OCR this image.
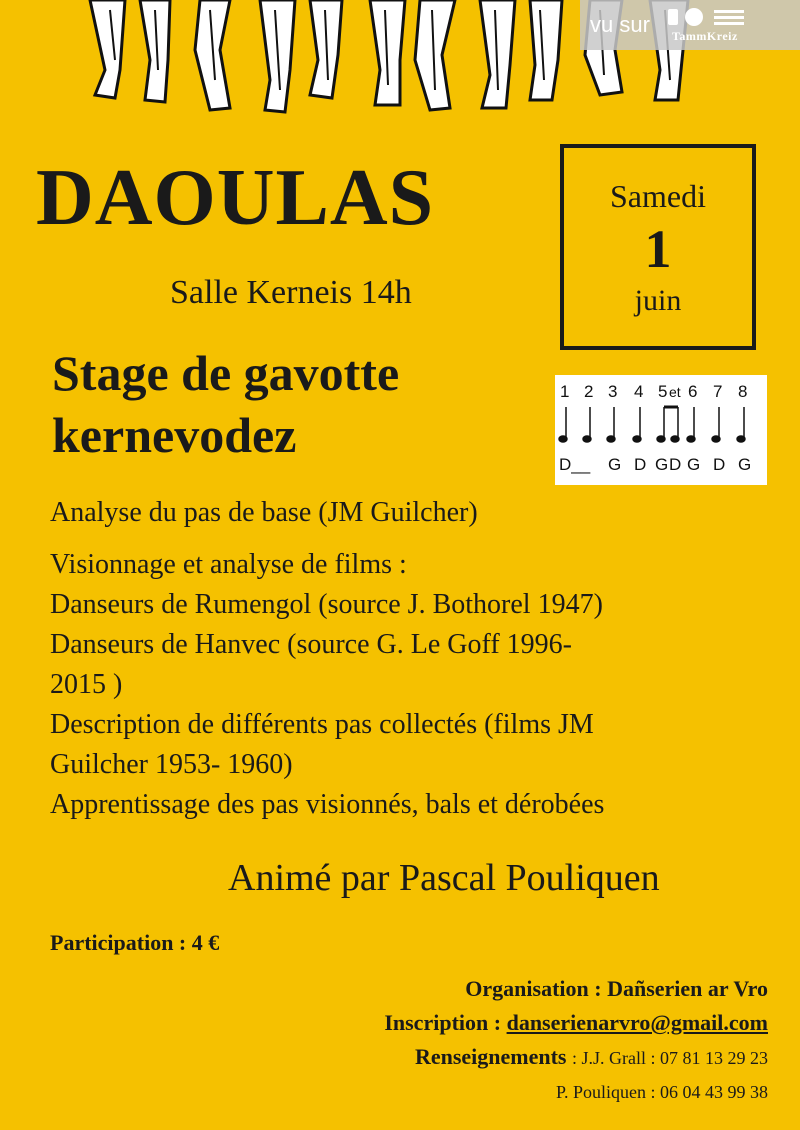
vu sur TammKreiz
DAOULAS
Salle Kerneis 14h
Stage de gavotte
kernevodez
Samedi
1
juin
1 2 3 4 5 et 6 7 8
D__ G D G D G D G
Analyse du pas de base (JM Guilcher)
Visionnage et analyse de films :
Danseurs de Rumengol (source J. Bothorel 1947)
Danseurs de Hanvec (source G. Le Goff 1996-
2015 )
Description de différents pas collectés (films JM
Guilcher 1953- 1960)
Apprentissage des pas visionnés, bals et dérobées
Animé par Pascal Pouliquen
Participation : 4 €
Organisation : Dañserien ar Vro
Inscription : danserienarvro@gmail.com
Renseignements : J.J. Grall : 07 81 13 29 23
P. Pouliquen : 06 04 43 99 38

**WHAT TO PRODUCE:** Leave images out of the retyped records; keep all else exact.

**SOLUTION FOR THIS TASK:**
OCR this image.
vu sur TammKreiz
DAOULAS
Salle Kerneis 14h
Stage de gavotte
kernevodez
Samedi
1
juin
1 2 3 4 5 et 6 7 8
D__ G D G D G D G
Analyse du pas de base (JM Guilcher)
Visionnage et analyse de films :
Danseurs de Rumengol (source J. Bothorel 1947)
Danseurs de Hanvec (source G. Le Goff 1996-
2015 )
Description de différents pas collectés (films JM
Guilcher 1953- 1960)
Apprentissage des pas visionnés, bals et dérobées
Animé par Pascal Pouliquen
Participation : 4 €
Organisation : Dañserien ar Vro
Inscription : danserienarvro@gmail.com
Renseignements : J.J. Grall : 07 81 13 29 23
P. Pouliquen : 06 04 43 99 38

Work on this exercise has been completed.